(Given exercise) Check each line of the material below for the string "CLDS", then report how many lines have it, and nothing else.

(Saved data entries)
──────

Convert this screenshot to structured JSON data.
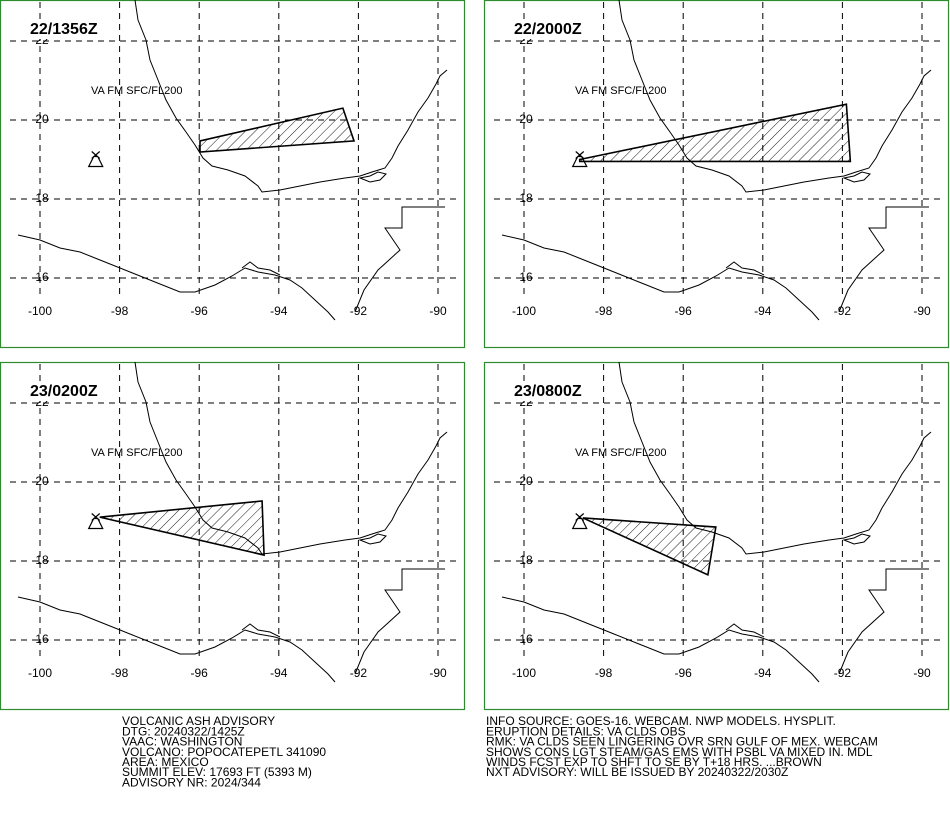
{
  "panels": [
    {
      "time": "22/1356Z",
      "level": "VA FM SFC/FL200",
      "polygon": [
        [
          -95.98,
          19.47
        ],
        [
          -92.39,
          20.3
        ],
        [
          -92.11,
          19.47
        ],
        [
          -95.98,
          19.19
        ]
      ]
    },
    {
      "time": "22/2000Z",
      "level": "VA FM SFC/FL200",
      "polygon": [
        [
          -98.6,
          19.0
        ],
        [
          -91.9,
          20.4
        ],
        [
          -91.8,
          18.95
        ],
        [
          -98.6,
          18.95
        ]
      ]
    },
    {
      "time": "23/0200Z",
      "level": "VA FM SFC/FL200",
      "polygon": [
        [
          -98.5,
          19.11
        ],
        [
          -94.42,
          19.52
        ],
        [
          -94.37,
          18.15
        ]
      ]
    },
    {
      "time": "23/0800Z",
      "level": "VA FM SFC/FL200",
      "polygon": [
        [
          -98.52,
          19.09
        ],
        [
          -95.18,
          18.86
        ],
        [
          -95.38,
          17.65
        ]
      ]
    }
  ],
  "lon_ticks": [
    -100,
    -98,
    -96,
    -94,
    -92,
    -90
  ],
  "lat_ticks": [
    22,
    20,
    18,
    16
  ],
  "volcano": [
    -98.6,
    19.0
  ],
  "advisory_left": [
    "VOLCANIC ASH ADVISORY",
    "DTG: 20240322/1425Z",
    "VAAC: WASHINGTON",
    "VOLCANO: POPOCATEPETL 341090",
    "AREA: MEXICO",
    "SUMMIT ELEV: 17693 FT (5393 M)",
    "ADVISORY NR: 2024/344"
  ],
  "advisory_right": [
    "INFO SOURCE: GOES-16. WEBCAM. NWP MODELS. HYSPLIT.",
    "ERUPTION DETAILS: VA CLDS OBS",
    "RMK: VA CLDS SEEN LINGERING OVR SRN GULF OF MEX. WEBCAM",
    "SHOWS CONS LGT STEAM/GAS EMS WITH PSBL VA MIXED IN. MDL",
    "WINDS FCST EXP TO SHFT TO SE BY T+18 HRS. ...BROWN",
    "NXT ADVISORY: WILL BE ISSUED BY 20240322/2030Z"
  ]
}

──────

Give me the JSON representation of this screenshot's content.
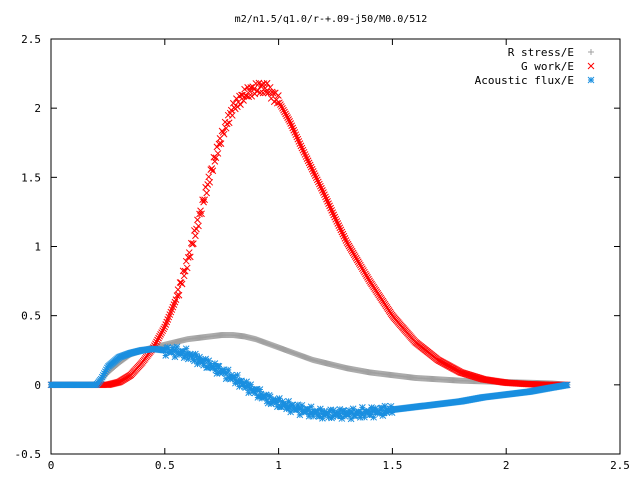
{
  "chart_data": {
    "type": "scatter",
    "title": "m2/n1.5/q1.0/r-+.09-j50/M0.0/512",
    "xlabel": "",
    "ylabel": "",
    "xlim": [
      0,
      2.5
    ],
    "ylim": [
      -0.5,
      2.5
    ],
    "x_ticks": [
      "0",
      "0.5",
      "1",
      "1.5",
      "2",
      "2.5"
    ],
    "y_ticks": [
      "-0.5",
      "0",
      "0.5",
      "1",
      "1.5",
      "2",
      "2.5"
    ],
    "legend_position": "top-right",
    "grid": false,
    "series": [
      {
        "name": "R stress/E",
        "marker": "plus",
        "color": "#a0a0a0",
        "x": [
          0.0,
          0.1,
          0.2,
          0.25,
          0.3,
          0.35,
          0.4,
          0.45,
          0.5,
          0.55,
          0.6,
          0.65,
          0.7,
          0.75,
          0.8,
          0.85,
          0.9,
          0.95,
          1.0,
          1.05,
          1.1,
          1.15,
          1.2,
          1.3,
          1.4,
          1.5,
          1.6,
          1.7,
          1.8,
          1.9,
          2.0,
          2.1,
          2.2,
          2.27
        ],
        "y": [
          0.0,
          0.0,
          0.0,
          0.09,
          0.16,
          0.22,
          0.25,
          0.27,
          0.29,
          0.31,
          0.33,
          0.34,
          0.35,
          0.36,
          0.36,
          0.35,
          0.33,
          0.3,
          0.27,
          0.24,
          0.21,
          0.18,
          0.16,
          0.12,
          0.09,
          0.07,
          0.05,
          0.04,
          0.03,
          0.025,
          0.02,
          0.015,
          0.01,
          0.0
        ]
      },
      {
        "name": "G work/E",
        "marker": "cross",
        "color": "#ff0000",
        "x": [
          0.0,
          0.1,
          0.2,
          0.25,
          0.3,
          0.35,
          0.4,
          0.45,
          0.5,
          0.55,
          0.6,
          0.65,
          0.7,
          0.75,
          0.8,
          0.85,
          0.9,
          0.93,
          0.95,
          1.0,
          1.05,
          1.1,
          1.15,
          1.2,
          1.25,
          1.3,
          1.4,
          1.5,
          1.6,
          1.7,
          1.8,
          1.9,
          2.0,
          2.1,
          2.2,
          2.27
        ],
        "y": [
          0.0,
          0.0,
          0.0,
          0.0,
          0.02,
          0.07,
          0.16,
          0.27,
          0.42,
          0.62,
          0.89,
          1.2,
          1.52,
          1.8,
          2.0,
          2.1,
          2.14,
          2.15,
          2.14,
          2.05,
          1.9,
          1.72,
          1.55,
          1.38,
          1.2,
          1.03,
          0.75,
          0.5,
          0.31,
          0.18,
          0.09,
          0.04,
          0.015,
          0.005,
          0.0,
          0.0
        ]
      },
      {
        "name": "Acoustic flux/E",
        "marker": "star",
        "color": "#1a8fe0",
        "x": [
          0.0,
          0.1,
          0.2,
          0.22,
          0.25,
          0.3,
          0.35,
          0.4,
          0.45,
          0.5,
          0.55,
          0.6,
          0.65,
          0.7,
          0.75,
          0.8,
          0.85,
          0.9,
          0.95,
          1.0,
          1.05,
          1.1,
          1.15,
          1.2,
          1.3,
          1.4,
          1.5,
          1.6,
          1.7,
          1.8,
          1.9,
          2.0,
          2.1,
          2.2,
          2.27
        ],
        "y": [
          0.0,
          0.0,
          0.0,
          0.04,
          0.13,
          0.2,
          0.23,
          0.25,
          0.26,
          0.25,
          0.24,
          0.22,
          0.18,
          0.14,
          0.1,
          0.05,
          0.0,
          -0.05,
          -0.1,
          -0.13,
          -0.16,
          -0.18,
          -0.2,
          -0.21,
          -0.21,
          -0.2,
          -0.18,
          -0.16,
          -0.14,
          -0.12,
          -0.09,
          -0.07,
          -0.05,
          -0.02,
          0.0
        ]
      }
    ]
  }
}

──────

(Exercise output) 2